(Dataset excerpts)
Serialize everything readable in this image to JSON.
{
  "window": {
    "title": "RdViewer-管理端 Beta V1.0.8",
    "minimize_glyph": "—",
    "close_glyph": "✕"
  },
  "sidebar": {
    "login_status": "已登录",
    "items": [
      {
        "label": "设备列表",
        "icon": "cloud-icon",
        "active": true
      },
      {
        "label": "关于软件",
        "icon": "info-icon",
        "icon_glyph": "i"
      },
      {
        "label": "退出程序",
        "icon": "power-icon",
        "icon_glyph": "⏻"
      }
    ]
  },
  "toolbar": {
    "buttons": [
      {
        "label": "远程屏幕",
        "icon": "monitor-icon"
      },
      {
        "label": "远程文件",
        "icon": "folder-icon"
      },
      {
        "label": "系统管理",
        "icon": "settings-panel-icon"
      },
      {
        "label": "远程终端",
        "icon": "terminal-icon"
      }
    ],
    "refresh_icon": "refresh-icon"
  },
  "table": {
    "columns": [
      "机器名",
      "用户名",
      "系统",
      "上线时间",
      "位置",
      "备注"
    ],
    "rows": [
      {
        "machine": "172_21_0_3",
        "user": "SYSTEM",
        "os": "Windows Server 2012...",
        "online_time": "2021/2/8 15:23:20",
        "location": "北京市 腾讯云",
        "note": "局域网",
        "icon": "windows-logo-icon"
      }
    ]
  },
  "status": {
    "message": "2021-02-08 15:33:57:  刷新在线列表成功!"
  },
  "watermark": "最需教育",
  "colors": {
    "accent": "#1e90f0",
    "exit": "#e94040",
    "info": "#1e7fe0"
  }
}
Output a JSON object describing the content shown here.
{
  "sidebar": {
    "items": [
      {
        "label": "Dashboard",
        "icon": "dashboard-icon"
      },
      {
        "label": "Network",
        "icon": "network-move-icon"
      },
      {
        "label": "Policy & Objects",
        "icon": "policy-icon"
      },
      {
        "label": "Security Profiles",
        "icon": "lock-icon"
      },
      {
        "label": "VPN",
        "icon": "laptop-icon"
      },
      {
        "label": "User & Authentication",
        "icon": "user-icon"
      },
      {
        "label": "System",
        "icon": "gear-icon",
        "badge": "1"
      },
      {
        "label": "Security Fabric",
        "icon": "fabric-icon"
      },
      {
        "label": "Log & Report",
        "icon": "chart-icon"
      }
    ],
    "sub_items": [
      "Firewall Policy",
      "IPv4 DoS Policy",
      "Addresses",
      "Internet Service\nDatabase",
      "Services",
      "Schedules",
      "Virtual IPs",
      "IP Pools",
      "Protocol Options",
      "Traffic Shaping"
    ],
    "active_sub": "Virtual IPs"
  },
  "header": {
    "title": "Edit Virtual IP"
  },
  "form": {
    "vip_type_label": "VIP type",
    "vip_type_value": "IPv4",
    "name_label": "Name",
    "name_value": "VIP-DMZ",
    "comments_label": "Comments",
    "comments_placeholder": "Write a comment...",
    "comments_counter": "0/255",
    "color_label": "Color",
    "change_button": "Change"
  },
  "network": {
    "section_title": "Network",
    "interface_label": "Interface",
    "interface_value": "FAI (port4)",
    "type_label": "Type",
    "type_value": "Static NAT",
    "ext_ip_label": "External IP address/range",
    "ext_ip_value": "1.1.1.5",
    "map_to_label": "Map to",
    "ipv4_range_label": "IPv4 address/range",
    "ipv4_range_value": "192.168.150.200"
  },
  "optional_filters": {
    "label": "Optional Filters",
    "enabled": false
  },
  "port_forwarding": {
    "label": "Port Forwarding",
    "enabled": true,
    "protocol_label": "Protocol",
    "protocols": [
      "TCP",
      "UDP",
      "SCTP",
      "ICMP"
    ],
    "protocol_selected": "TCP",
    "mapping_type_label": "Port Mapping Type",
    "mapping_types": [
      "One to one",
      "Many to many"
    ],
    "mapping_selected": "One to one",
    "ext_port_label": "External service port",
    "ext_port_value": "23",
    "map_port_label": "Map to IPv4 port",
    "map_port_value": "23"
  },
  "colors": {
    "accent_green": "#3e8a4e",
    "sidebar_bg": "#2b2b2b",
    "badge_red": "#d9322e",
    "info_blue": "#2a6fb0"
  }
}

...

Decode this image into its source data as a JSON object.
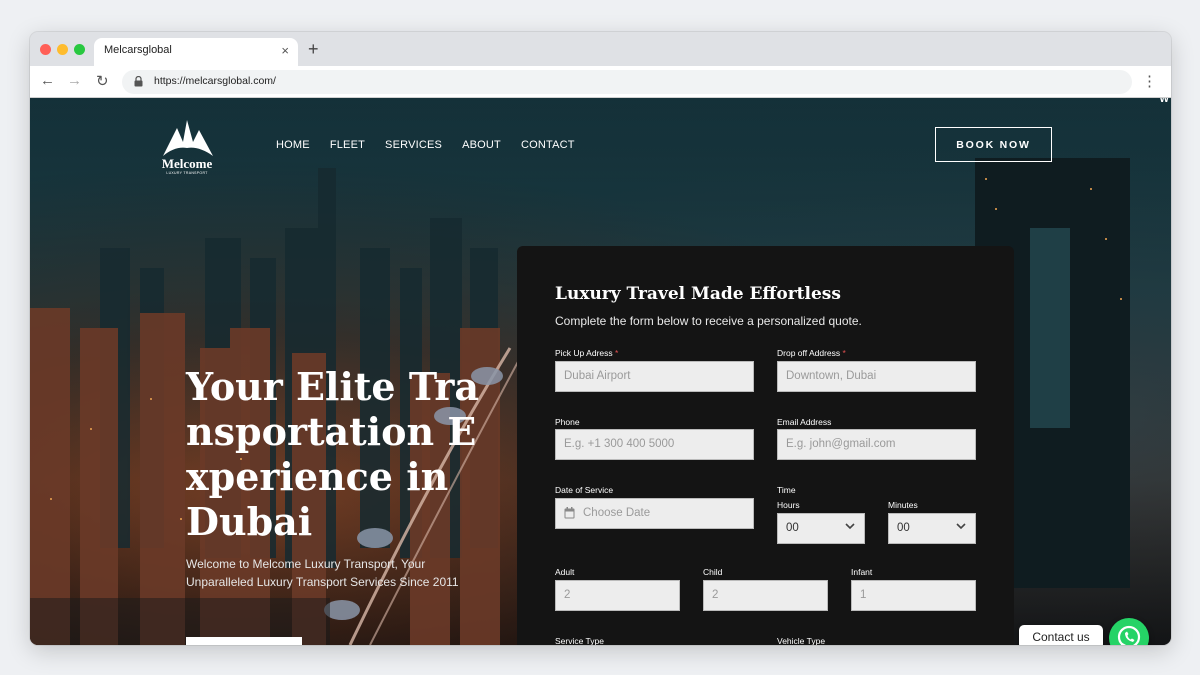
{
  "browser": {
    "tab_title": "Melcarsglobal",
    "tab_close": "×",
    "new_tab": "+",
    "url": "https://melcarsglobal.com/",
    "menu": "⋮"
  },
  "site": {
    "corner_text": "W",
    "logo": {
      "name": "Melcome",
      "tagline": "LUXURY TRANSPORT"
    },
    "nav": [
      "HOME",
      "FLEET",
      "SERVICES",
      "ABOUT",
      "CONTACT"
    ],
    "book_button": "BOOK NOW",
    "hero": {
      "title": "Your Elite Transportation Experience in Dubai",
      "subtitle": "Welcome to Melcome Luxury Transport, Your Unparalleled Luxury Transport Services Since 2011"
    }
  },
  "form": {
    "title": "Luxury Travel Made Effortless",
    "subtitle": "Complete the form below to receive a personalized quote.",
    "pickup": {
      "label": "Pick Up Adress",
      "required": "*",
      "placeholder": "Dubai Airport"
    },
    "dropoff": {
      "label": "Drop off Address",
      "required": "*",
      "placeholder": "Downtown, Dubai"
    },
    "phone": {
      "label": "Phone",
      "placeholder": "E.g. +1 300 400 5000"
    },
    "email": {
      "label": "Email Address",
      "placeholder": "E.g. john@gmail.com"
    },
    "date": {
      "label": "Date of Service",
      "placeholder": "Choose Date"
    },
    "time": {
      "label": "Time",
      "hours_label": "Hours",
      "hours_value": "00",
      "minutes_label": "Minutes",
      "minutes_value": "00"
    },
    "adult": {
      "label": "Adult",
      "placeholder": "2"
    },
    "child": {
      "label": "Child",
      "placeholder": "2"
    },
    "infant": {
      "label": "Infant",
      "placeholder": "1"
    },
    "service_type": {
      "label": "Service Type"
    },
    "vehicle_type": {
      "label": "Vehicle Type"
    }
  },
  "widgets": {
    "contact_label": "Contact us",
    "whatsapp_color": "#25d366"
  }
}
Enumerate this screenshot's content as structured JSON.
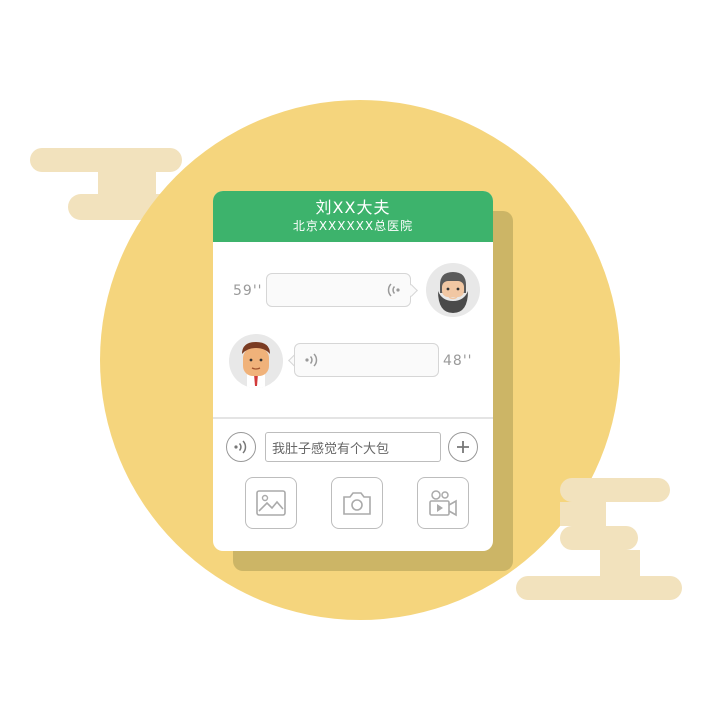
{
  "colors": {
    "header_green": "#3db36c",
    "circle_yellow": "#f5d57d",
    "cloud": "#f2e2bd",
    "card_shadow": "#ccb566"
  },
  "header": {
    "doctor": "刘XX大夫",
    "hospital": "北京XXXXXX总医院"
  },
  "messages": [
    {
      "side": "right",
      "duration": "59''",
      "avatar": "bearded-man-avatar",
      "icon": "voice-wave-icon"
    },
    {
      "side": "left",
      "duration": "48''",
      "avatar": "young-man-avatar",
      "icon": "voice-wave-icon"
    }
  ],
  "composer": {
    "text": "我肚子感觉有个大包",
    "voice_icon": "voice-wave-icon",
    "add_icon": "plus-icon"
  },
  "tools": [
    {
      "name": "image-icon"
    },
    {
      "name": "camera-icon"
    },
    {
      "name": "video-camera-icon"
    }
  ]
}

> _What is expected_
Work out how many lines of the data hold the string "Dubai". Reply with that number alone.

> _Written reply_
3